Data tied to figure images:
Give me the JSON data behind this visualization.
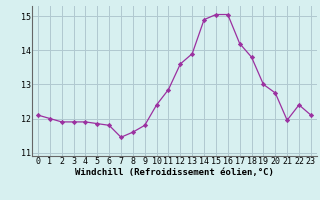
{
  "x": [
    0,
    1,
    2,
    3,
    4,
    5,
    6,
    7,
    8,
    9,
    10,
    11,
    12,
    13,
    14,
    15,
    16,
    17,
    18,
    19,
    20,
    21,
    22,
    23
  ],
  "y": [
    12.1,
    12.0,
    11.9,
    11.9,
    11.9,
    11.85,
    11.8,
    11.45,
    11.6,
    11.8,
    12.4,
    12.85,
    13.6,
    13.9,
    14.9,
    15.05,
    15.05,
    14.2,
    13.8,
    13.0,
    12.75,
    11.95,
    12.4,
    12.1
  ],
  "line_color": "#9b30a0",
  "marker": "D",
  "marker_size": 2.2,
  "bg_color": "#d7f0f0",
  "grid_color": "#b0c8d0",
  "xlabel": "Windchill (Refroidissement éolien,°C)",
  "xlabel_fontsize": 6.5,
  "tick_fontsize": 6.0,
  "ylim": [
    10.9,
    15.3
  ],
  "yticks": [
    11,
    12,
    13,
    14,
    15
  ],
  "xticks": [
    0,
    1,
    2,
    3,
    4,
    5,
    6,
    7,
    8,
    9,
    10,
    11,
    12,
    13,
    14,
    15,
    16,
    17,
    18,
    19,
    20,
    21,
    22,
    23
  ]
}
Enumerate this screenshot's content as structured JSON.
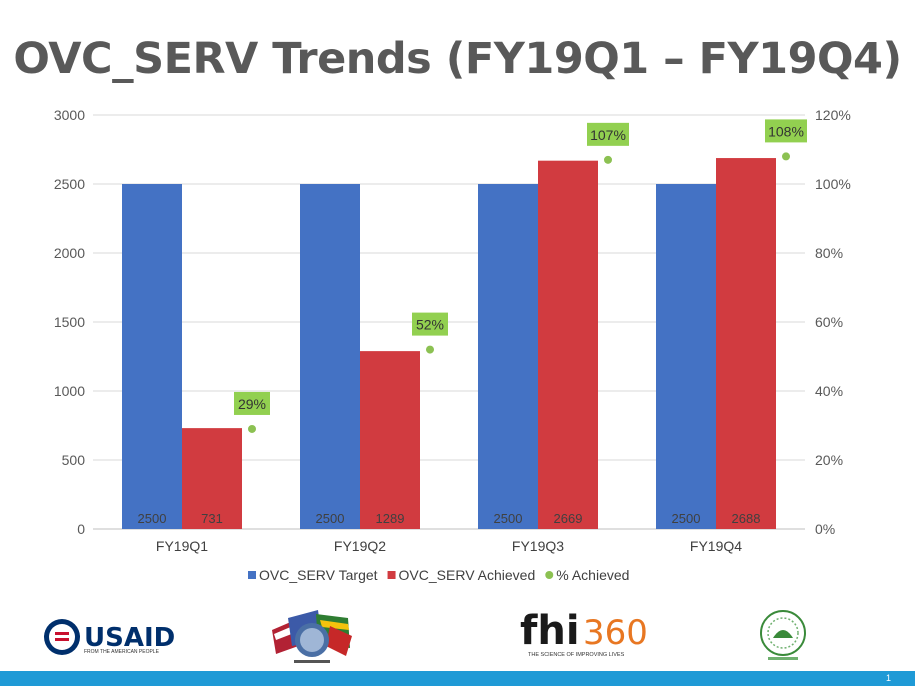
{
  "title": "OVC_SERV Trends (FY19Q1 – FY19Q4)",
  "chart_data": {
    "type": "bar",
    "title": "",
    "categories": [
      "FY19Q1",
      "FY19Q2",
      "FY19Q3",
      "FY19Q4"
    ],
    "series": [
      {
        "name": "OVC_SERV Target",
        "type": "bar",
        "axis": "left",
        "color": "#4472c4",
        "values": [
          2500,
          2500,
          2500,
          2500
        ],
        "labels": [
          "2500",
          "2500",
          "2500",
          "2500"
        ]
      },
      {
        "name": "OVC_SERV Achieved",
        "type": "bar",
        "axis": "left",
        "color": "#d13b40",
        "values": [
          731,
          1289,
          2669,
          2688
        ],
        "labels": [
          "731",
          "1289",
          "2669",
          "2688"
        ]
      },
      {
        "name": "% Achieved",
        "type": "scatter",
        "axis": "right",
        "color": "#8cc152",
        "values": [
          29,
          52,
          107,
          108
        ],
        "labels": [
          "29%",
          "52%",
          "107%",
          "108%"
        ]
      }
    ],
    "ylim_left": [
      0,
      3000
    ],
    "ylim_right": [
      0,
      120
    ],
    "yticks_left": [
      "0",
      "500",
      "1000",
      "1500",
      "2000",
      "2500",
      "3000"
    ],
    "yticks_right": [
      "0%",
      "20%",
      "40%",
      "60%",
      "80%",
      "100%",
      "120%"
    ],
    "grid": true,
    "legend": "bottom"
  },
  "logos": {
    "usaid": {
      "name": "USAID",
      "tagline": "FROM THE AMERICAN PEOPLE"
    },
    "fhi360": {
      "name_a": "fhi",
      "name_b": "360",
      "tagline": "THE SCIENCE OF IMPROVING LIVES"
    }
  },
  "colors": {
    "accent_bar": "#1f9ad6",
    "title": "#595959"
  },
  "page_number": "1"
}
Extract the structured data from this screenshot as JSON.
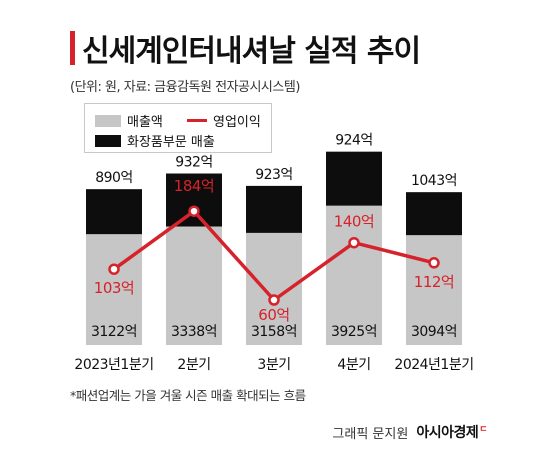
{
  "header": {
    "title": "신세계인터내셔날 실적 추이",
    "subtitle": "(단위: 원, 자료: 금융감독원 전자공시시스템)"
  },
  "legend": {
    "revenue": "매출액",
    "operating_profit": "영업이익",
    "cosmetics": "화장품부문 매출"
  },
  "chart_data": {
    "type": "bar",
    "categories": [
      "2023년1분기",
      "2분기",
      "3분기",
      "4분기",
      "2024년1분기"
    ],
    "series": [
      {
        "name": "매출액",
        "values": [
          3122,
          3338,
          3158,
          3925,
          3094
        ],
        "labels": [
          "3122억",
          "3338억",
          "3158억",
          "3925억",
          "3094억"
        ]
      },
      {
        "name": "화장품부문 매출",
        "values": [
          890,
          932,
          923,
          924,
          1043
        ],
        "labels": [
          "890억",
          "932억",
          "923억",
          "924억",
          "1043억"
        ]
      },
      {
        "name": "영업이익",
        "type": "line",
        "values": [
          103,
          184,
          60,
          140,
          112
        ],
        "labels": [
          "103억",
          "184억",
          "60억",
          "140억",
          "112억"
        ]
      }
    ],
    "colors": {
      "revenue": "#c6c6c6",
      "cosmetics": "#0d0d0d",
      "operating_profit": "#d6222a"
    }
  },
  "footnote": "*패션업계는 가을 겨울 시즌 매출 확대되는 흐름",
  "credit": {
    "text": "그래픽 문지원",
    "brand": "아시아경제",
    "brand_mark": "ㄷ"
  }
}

Do this ▸ Omit the pictures and give the material again, exactly and in full.

Solution for this task ▸
Give me the JSON data behind this visualization.
{
  "x": [
    0,
    1,
    2,
    3,
    4,
    5,
    6,
    7,
    8,
    9,
    10,
    11,
    12,
    13,
    14,
    15,
    16,
    17,
    18,
    19,
    20,
    21,
    22,
    23
  ],
  "y": [
    12.1,
    12.0,
    11.9,
    11.9,
    11.9,
    11.85,
    11.8,
    11.45,
    11.6,
    11.8,
    12.4,
    12.85,
    13.6,
    13.9,
    14.9,
    15.05,
    15.05,
    14.2,
    13.8,
    13.0,
    12.75,
    11.95,
    12.4,
    12.1
  ],
  "line_color": "#9b30a0",
  "marker": "D",
  "marker_size": 2.2,
  "bg_color": "#d7f0f0",
  "grid_color": "#b0c8d0",
  "xlabel": "Windchill (Refroidissement éolien,°C)",
  "xlabel_fontsize": 6.5,
  "tick_fontsize": 6.0,
  "ylim": [
    10.9,
    15.3
  ],
  "yticks": [
    11,
    12,
    13,
    14,
    15
  ],
  "xticks": [
    0,
    1,
    2,
    3,
    4,
    5,
    6,
    7,
    8,
    9,
    10,
    11,
    12,
    13,
    14,
    15,
    16,
    17,
    18,
    19,
    20,
    21,
    22,
    23
  ]
}
Enumerate this screenshot's content as structured JSON.
{
  "title": "OVC_SERV Trends (FY19Q1 – FY19Q4)",
  "chart_data": {
    "type": "bar",
    "title": "",
    "categories": [
      "FY19Q1",
      "FY19Q2",
      "FY19Q3",
      "FY19Q4"
    ],
    "series": [
      {
        "name": "OVC_SERV Target",
        "type": "bar",
        "axis": "left",
        "color": "#4472c4",
        "values": [
          2500,
          2500,
          2500,
          2500
        ],
        "labels": [
          "2500",
          "2500",
          "2500",
          "2500"
        ]
      },
      {
        "name": "OVC_SERV Achieved",
        "type": "bar",
        "axis": "left",
        "color": "#d13b40",
        "values": [
          731,
          1289,
          2669,
          2688
        ],
        "labels": [
          "731",
          "1289",
          "2669",
          "2688"
        ]
      },
      {
        "name": "% Achieved",
        "type": "scatter",
        "axis": "right",
        "color": "#8cc152",
        "values": [
          29,
          52,
          107,
          108
        ],
        "labels": [
          "29%",
          "52%",
          "107%",
          "108%"
        ]
      }
    ],
    "ylim_left": [
      0,
      3000
    ],
    "ylim_right": [
      0,
      120
    ],
    "yticks_left": [
      "0",
      "500",
      "1000",
      "1500",
      "2000",
      "2500",
      "3000"
    ],
    "yticks_right": [
      "0%",
      "20%",
      "40%",
      "60%",
      "80%",
      "100%",
      "120%"
    ],
    "grid": true,
    "legend": "bottom"
  },
  "logos": {
    "usaid": {
      "name": "USAID",
      "tagline": "FROM THE AMERICAN PEOPLE"
    },
    "fhi360": {
      "name_a": "fhi",
      "name_b": "360",
      "tagline": "THE SCIENCE OF IMPROVING LIVES"
    }
  },
  "colors": {
    "accent_bar": "#1f9ad6",
    "title": "#595959"
  },
  "page_number": "1"
}
Extract the structured data from this screenshot as JSON.
{
  "header": {
    "title": "신세계인터내셔날 실적 추이",
    "subtitle": "(단위: 원, 자료: 금융감독원 전자공시시스템)"
  },
  "legend": {
    "revenue": "매출액",
    "operating_profit": "영업이익",
    "cosmetics": "화장품부문 매출"
  },
  "chart_data": {
    "type": "bar",
    "categories": [
      "2023년1분기",
      "2분기",
      "3분기",
      "4분기",
      "2024년1분기"
    ],
    "series": [
      {
        "name": "매출액",
        "values": [
          3122,
          3338,
          3158,
          3925,
          3094
        ],
        "labels": [
          "3122억",
          "3338억",
          "3158억",
          "3925억",
          "3094억"
        ]
      },
      {
        "name": "화장품부문 매출",
        "values": [
          890,
          932,
          923,
          924,
          1043
        ],
        "labels": [
          "890억",
          "932억",
          "923억",
          "924억",
          "1043억"
        ]
      },
      {
        "name": "영업이익",
        "type": "line",
        "values": [
          103,
          184,
          60,
          140,
          112
        ],
        "labels": [
          "103억",
          "184억",
          "60억",
          "140억",
          "112억"
        ]
      }
    ],
    "colors": {
      "revenue": "#c6c6c6",
      "cosmetics": "#0d0d0d",
      "operating_profit": "#d6222a"
    }
  },
  "footnote": "*패션업계는 가을 겨울 시즌 매출 확대되는 흐름",
  "credit": {
    "text": "그래픽 문지원",
    "brand": "아시아경제",
    "brand_mark": "ㄷ"
  }
}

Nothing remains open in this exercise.